[Dataset entries on figures]
-- -- --
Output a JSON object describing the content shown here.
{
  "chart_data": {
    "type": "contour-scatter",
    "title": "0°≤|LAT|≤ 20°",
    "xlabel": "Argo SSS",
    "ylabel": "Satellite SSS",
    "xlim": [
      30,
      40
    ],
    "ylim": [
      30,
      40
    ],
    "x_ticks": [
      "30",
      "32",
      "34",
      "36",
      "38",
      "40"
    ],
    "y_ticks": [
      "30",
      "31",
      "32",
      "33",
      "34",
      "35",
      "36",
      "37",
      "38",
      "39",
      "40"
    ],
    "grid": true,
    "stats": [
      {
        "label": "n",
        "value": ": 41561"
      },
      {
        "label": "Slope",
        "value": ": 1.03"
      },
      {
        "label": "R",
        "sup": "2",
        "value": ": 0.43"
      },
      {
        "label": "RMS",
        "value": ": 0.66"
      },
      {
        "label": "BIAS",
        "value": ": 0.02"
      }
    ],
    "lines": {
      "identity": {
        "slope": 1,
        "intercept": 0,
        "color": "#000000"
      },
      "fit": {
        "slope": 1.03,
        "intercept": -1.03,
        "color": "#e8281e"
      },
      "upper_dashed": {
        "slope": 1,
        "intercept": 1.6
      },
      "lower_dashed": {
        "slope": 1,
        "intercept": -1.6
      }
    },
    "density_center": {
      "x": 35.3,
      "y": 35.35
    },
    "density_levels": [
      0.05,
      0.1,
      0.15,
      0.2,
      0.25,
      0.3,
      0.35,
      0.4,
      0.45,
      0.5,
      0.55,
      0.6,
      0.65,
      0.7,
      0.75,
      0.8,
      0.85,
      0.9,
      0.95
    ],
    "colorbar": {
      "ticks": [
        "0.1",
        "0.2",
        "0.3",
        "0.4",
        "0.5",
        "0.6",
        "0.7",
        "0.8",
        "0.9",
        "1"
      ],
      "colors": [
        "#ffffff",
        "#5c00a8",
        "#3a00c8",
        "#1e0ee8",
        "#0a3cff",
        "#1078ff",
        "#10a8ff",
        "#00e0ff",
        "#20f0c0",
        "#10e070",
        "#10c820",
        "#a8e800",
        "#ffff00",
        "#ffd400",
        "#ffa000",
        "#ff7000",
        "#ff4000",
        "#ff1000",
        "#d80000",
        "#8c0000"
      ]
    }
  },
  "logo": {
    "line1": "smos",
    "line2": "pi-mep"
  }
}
-- -- --
Work instructions: Across the entries above, how many lines contain "intercept"? Provide only the count.

Answer for the task: 4